▶ [What needs to be done]: Print every item below word for word, keeping each line unchanged.

▶ [Saved data]:

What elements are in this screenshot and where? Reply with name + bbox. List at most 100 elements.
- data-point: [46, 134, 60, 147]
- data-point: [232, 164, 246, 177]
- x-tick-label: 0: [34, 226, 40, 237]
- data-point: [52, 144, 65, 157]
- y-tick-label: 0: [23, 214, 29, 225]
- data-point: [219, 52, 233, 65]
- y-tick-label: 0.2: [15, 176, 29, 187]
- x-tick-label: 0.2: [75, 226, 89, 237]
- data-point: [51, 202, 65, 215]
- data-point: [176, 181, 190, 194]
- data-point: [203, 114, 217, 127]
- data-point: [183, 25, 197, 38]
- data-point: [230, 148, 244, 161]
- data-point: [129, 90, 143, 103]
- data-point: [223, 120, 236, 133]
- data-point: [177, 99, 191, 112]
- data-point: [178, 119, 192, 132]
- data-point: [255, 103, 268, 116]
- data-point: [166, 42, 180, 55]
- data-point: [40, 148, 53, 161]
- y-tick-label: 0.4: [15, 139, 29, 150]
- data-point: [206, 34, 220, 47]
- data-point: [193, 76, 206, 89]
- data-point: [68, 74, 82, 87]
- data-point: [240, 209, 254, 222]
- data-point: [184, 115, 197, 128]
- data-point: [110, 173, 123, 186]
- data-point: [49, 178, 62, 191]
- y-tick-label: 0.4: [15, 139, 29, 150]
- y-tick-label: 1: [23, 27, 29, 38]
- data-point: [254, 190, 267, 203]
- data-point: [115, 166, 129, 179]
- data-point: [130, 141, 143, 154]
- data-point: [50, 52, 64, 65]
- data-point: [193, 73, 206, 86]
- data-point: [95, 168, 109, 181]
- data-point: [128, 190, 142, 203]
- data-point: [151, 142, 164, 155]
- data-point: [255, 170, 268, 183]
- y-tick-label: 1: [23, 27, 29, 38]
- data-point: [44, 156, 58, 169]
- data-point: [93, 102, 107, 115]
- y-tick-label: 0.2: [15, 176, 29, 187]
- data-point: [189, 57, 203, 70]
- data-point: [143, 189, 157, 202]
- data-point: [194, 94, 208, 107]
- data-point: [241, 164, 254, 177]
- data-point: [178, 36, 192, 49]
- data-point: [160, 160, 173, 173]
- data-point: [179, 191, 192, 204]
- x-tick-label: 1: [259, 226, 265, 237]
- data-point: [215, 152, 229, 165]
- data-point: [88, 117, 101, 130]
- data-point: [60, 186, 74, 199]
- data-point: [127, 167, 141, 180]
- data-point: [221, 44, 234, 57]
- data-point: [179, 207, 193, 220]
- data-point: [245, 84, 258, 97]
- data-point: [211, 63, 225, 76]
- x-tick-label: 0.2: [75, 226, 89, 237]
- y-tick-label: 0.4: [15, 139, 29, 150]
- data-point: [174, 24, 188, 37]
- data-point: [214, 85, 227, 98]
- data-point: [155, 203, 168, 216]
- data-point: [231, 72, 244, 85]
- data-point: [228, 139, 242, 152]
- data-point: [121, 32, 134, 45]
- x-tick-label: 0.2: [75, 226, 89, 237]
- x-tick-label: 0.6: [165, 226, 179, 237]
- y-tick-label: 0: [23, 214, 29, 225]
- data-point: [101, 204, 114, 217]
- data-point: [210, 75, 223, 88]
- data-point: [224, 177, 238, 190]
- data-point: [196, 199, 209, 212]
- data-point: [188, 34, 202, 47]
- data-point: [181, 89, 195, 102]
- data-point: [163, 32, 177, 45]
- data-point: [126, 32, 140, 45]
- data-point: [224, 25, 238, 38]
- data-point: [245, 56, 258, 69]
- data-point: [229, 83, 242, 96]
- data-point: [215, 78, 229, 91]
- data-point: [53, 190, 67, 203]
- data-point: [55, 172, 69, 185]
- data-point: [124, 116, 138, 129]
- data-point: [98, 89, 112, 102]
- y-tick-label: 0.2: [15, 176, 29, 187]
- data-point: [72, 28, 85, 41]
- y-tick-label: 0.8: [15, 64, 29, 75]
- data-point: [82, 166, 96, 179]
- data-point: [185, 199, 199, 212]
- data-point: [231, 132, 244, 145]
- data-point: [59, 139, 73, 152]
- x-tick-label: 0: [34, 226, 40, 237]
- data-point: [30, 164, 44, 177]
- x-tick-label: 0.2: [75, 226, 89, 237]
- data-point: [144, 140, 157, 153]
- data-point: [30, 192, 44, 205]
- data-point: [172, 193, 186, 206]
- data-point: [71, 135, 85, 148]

▶ [Problem solution]:
What elements are in this screenshot and where? Reply with name + bbox. List at most 100 elements.
- data-point: [46, 134, 60, 147]
- data-point: [232, 164, 246, 177]
- x-tick-label: 0: [34, 226, 40, 237]
- data-point: [52, 144, 65, 157]
- y-tick-label: 0: [23, 214, 29, 225]
- data-point: [219, 52, 233, 65]
- y-tick-label: 0.2: [15, 176, 29, 187]
- x-tick-label: 0.2: [75, 226, 89, 237]
- data-point: [51, 202, 65, 215]
- data-point: [176, 181, 190, 194]
- data-point: [203, 114, 217, 127]
- data-point: [183, 25, 197, 38]
- data-point: [230, 148, 244, 161]
- data-point: [129, 90, 143, 103]
- data-point: [223, 120, 236, 133]
- data-point: [177, 99, 191, 112]
- data-point: [178, 119, 192, 132]
- data-point: [255, 103, 268, 116]
- data-point: [166, 42, 180, 55]
- data-point: [40, 148, 53, 161]
- y-tick-label: 0.4: [15, 139, 29, 150]
- data-point: [206, 34, 220, 47]
- data-point: [193, 76, 206, 89]
- data-point: [68, 74, 82, 87]
- data-point: [240, 209, 254, 222]
- data-point: [184, 115, 197, 128]
- data-point: [110, 173, 123, 186]
- data-point: [49, 178, 62, 191]
- y-tick-label: 0.4: [15, 139, 29, 150]
- y-tick-label: 1: [23, 27, 29, 38]
- data-point: [254, 190, 267, 203]
- data-point: [115, 166, 129, 179]
- data-point: [130, 141, 143, 154]
- data-point: [50, 52, 64, 65]
- data-point: [193, 73, 206, 86]
- data-point: [95, 168, 109, 181]
- data-point: [128, 190, 142, 203]
- data-point: [151, 142, 164, 155]
- data-point: [255, 170, 268, 183]
- y-tick-label: 1: [23, 27, 29, 38]
- data-point: [44, 156, 58, 169]
- data-point: [93, 102, 107, 115]
- y-tick-label: 0.2: [15, 176, 29, 187]
- data-point: [189, 57, 203, 70]
- data-point: [143, 189, 157, 202]
- data-point: [194, 94, 208, 107]
- data-point: [241, 164, 254, 177]
- data-point: [178, 36, 192, 49]
- data-point: [160, 160, 173, 173]
- data-point: [179, 191, 192, 204]
- x-tick-label: 1: [259, 226, 265, 237]
- data-point: [215, 152, 229, 165]
- data-point: [88, 117, 101, 130]
- data-point: [60, 186, 74, 199]
- data-point: [127, 167, 141, 180]
- data-point: [221, 44, 234, 57]
- data-point: [179, 207, 193, 220]
- data-point: [245, 84, 258, 97]
- data-point: [211, 63, 225, 76]
- x-tick-label: 0.2: [75, 226, 89, 237]
- y-tick-label: 0.4: [15, 139, 29, 150]
- data-point: [174, 24, 188, 37]
- data-point: [214, 85, 227, 98]
- data-point: [155, 203, 168, 216]
- data-point: [231, 72, 244, 85]
- data-point: [228, 139, 242, 152]
- data-point: [121, 32, 134, 45]
- x-tick-label: 0.2: [75, 226, 89, 237]
- x-tick-label: 0.6: [165, 226, 179, 237]
- y-tick-label: 0: [23, 214, 29, 225]
- data-point: [101, 204, 114, 217]
- data-point: [210, 75, 223, 88]
- data-point: [224, 177, 238, 190]
- data-point: [196, 199, 209, 212]
- data-point: [188, 34, 202, 47]
- data-point: [181, 89, 195, 102]
- data-point: [163, 32, 177, 45]
- data-point: [126, 32, 140, 45]
- data-point: [224, 25, 238, 38]
- data-point: [245, 56, 258, 69]
- data-point: [229, 83, 242, 96]
- data-point: [215, 78, 229, 91]
- data-point: [53, 190, 67, 203]
- data-point: [55, 172, 69, 185]
- data-point: [124, 116, 138, 129]
- data-point: [98, 89, 112, 102]
- y-tick-label: 0.2: [15, 176, 29, 187]
- data-point: [72, 28, 85, 41]
- y-tick-label: 0.8: [15, 64, 29, 75]
- data-point: [82, 166, 96, 179]
- data-point: [185, 199, 199, 212]
- data-point: [231, 132, 244, 145]
- data-point: [59, 139, 73, 152]
- x-tick-label: 0: [34, 226, 40, 237]
- data-point: [30, 164, 44, 177]
- x-tick-label: 0.2: [75, 226, 89, 237]
- data-point: [144, 140, 157, 153]
- data-point: [30, 192, 44, 205]
- data-point: [172, 193, 186, 206]
- data-point: [71, 135, 85, 148]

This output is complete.